== What you will do ==
Can you restate the records below word for word?

== Material shown ==

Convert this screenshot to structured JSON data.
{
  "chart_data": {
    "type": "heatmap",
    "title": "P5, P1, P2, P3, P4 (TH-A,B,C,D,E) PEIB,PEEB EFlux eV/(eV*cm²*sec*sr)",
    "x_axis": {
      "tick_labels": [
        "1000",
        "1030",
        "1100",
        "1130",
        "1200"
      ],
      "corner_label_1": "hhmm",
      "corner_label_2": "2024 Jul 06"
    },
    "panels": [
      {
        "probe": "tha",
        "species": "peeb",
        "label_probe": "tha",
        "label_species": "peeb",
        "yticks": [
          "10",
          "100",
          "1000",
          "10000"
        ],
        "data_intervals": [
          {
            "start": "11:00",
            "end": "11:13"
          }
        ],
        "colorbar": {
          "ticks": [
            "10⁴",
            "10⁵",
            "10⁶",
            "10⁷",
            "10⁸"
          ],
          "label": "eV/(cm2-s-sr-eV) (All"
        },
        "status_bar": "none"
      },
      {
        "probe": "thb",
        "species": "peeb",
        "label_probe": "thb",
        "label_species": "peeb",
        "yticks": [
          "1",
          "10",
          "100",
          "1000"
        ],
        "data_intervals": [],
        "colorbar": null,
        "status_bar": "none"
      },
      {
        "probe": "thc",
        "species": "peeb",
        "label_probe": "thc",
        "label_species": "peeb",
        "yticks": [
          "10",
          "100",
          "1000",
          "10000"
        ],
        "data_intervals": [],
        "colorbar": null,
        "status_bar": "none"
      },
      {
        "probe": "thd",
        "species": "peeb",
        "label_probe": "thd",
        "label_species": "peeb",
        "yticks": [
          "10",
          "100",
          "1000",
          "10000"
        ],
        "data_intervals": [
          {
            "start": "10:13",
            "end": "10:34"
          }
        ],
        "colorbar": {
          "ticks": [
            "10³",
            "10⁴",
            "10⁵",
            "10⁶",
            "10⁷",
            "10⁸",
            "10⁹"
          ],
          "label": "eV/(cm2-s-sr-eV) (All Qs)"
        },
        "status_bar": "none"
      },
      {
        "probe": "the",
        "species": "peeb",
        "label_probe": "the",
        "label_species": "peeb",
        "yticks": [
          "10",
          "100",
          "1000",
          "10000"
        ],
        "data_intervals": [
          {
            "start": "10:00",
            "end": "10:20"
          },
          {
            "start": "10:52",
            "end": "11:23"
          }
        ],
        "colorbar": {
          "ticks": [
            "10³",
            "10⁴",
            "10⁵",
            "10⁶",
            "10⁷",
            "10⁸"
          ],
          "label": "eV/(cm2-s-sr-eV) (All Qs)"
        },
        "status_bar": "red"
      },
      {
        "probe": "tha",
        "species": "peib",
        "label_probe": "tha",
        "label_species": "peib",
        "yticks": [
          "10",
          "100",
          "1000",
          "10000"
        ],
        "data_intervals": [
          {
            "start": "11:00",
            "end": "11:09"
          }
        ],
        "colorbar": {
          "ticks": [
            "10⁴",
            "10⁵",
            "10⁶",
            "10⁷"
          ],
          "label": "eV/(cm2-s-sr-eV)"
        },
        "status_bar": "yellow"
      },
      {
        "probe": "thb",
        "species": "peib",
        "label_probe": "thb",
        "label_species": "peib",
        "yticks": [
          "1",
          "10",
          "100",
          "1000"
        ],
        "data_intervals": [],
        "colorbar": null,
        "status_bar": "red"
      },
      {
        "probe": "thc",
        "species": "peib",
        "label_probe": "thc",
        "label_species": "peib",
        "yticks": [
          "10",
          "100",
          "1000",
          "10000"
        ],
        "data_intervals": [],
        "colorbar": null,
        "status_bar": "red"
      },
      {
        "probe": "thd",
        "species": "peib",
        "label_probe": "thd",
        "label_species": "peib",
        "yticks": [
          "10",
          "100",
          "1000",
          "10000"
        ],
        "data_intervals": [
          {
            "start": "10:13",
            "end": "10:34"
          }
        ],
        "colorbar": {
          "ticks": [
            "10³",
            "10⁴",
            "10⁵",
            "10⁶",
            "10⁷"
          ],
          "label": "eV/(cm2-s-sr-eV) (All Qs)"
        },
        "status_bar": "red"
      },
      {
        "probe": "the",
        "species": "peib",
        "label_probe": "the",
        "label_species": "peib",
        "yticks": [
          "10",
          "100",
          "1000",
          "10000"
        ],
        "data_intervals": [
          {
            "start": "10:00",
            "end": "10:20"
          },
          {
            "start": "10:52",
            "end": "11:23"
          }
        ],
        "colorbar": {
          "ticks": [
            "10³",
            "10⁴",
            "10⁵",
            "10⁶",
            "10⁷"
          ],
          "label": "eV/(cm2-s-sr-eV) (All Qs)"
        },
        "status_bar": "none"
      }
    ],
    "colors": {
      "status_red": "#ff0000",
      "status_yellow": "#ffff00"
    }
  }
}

== Result for this exercise ==
Convert this screenshot to structured JSON data.
{
  "chart_data": {
    "type": "heatmap",
    "title": "P5, P1, P2, P3, P4 (TH-A,B,C,D,E) PEIB,PEEB EFlux eV/(eV*cm²*sec*sr)",
    "x_axis": {
      "tick_labels": [
        "1000",
        "1030",
        "1100",
        "1130",
        "1200"
      ],
      "corner_label_1": "hhmm",
      "corner_label_2": "2024 Jul 06"
    },
    "panels": [
      {
        "probe": "tha",
        "species": "peeb",
        "label_probe": "tha",
        "label_species": "peeb",
        "yticks": [
          "10",
          "100",
          "1000",
          "10000"
        ],
        "data_intervals": [
          {
            "start": "11:00",
            "end": "11:13"
          }
        ],
        "colorbar": {
          "ticks": [
            "10⁴",
            "10⁵",
            "10⁶",
            "10⁷",
            "10⁸"
          ],
          "label": "eV/(cm2-s-sr-eV) (All"
        },
        "status_bar": "none"
      },
      {
        "probe": "thb",
        "species": "peeb",
        "label_probe": "thb",
        "label_species": "peeb",
        "yticks": [
          "1",
          "10",
          "100",
          "1000"
        ],
        "data_intervals": [],
        "colorbar": null,
        "status_bar": "none"
      },
      {
        "probe": "thc",
        "species": "peeb",
        "label_probe": "thc",
        "label_species": "peeb",
        "yticks": [
          "10",
          "100",
          "1000",
          "10000"
        ],
        "data_intervals": [],
        "colorbar": null,
        "status_bar": "none"
      },
      {
        "probe": "thd",
        "species": "peeb",
        "label_probe": "thd",
        "label_species": "peeb",
        "yticks": [
          "10",
          "100",
          "1000",
          "10000"
        ],
        "data_intervals": [
          {
            "start": "10:13",
            "end": "10:34"
          }
        ],
        "colorbar": {
          "ticks": [
            "10³",
            "10⁴",
            "10⁵",
            "10⁶",
            "10⁷",
            "10⁸",
            "10⁹"
          ],
          "label": "eV/(cm2-s-sr-eV) (All Qs)"
        },
        "status_bar": "none"
      },
      {
        "probe": "the",
        "species": "peeb",
        "label_probe": "the",
        "label_species": "peeb",
        "yticks": [
          "10",
          "100",
          "1000",
          "10000"
        ],
        "data_intervals": [
          {
            "start": "10:00",
            "end": "10:20"
          },
          {
            "start": "10:52",
            "end": "11:23"
          }
        ],
        "colorbar": {
          "ticks": [
            "10³",
            "10⁴",
            "10⁵",
            "10⁶",
            "10⁷",
            "10⁸"
          ],
          "label": "eV/(cm2-s-sr-eV) (All Qs)"
        },
        "status_bar": "red"
      },
      {
        "probe": "tha",
        "species": "peib",
        "label_probe": "tha",
        "label_species": "peib",
        "yticks": [
          "10",
          "100",
          "1000",
          "10000"
        ],
        "data_intervals": [
          {
            "start": "11:00",
            "end": "11:09"
          }
        ],
        "colorbar": {
          "ticks": [
            "10⁴",
            "10⁵",
            "10⁶",
            "10⁷"
          ],
          "label": "eV/(cm2-s-sr-eV)"
        },
        "status_bar": "yellow"
      },
      {
        "probe": "thb",
        "species": "peib",
        "label_probe": "thb",
        "label_species": "peib",
        "yticks": [
          "1",
          "10",
          "100",
          "1000"
        ],
        "data_intervals": [],
        "colorbar": null,
        "status_bar": "red"
      },
      {
        "probe": "thc",
        "species": "peib",
        "label_probe": "thc",
        "label_species": "peib",
        "yticks": [
          "10",
          "100",
          "1000",
          "10000"
        ],
        "data_intervals": [],
        "colorbar": null,
        "status_bar": "red"
      },
      {
        "probe": "thd",
        "species": "peib",
        "label_probe": "thd",
        "label_species": "peib",
        "yticks": [
          "10",
          "100",
          "1000",
          "10000"
        ],
        "data_intervals": [
          {
            "start": "10:13",
            "end": "10:34"
          }
        ],
        "colorbar": {
          "ticks": [
            "10³",
            "10⁴",
            "10⁵",
            "10⁶",
            "10⁷"
          ],
          "label": "eV/(cm2-s-sr-eV) (All Qs)"
        },
        "status_bar": "red"
      },
      {
        "probe": "the",
        "species": "peib",
        "label_probe": "the",
        "label_species": "peib",
        "yticks": [
          "10",
          "100",
          "1000",
          "10000"
        ],
        "data_intervals": [
          {
            "start": "10:00",
            "end": "10:20"
          },
          {
            "start": "10:52",
            "end": "11:23"
          }
        ],
        "colorbar": {
          "ticks": [
            "10³",
            "10⁴",
            "10⁵",
            "10⁶",
            "10⁷"
          ],
          "label": "eV/(cm2-s-sr-eV) (All Qs)"
        },
        "status_bar": "none"
      }
    ],
    "colors": {
      "status_red": "#ff0000",
      "status_yellow": "#ffff00"
    }
  }
}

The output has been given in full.